◆ SELECTED PASSAGE
···

The fossil fuel industry’s moves to associate itself with some of Australia’s major sporting events face renewed scrutiny, with calls for fossil fuel sponsorship to be subject to similar bans imposed on tobacco advertising.
This week, Tennis Australia announced that it had ended a sponsorship arrangement with oil and gas company Santos early. The sponsorship deal covered Santos’ logo being featured in on-court signage at both the ATP Cup and Australian Open and was supposed to run across multiple years starting at the 2021 Australian Open.
While Tennis Australia has not provided detailed reasoning behind the cancellation of the partnership with Santos, it is likely to have been influenced by growing calls within the sporting community for stronger action on climate change.
The Climate Council’s director of research, Dr Martin Rice, said that the action taken by Tennis Australia should serve as a prompt for other sporting authorities to reconsider their associations with fossil fuel companies, including Rugby Australia and the Tour Down Under cycling event – both of which are also sponsored by Santos.
“Santos is a huge contributor to climate change, and yet it’s sponsoring some of our most beloved sports including Rugby Australia and the Santos Tour Down Under, the largest cycle race in the southern hemisphere that is taking place right now in South Australia,” Rice said.
“Other fossil fuel sponsored sporting codes must take note of this move by Tennis Australia and kick fossil fuel-backed companies into touch. Sporting clubs and codes can also rapidly cut their own greenhouse gas emissions by changing the way they build venues, power events, travel and by cutting waste.”
Rice compared the movement against fossil fuel advertising to that experienced by the tobacco industry. Cigarette companies had been major sponsors of Australian and international sporting events, but such practice has been entirely stopped by bans introduced once the harm caused by smoking became wildly recognised.
“Fossil fuel companies sponsoring our sporting events, from a professional to community level, makes as much sense as if they were being supported by the tobacco industry. We ditched tobacco sponsorship in sport, now we need to do the same for polluting coal, oil and gas companies, which are driving worsening climate change and putting the future of sports at risk,” Rice said.
Fossil fuel companies have sought to associate their brands with sporting teams and events to improve corporate reputations that have been dented due to growing concern about their contributions to climate change.
Adani’s Australian brand, Bravus Mining & Resources, secured a sponsorship deal with the North Queensland Cowboys rugby league team last year. Australian petroleum company Ampol has also secured the naming rights to rugby league’s State of Origin series until 2023.

···

◆ DATASET
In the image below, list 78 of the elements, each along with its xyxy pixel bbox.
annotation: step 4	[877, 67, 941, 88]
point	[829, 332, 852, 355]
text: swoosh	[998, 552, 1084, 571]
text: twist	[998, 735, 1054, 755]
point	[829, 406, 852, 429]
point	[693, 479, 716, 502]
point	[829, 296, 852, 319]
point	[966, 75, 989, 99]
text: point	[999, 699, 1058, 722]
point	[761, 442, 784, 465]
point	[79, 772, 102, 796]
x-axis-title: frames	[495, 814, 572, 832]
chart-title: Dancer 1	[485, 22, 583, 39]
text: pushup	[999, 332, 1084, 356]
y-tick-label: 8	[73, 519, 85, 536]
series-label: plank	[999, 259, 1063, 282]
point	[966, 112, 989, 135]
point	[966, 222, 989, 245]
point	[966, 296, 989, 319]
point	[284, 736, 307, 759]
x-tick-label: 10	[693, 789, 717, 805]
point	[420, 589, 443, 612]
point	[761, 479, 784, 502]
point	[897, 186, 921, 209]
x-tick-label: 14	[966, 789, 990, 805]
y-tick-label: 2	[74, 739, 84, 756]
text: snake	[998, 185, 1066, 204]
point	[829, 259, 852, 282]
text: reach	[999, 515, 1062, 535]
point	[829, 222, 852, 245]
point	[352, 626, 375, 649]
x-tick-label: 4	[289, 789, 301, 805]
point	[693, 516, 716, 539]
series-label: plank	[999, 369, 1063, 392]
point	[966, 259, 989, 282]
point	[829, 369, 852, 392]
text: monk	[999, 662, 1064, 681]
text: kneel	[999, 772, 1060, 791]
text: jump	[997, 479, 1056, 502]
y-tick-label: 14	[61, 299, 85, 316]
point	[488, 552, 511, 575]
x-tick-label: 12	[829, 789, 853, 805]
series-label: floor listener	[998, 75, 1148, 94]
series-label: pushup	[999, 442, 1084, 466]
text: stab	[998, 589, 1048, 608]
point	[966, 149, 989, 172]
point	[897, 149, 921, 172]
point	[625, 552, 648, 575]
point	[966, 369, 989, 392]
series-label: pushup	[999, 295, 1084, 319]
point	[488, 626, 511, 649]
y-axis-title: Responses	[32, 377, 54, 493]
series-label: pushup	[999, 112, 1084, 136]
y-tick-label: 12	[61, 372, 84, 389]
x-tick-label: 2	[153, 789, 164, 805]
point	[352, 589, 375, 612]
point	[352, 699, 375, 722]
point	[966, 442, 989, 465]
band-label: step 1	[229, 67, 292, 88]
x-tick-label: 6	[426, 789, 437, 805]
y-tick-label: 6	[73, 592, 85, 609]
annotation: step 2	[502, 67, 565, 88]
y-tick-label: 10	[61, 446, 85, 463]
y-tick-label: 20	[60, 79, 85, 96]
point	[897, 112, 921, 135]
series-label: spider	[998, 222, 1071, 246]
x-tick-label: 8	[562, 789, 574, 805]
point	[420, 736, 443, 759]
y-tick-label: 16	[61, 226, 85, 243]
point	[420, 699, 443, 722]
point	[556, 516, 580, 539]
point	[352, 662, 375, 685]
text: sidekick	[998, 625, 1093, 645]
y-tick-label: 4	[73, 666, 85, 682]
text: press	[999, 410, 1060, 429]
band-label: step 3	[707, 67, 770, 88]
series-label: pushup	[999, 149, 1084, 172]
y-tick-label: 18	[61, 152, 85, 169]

···

◆ PROBLEM STATEMENT
From the article on fossil fuel sponsorship of sport, list every sporting event, team, or code that it names as sponsored by a fossil fuel company, now or formerly, along with the company involved.

◆ ANSWER TO THE PROBLEM
- ATP Cup (Tennis Australia): Santos, with the arrangement ended early
- Australian Open (Tennis Australia): Santos, with the arrangement ended early
- Rugby Australia: Santos
- Tour Down Under (Santos Tour Down Under): Santos
- North Queensland Cowboys: Bravus Mining & Resources, Adani's Australian brand
- State of Origin series: Ampol, which holds the naming rights until 2023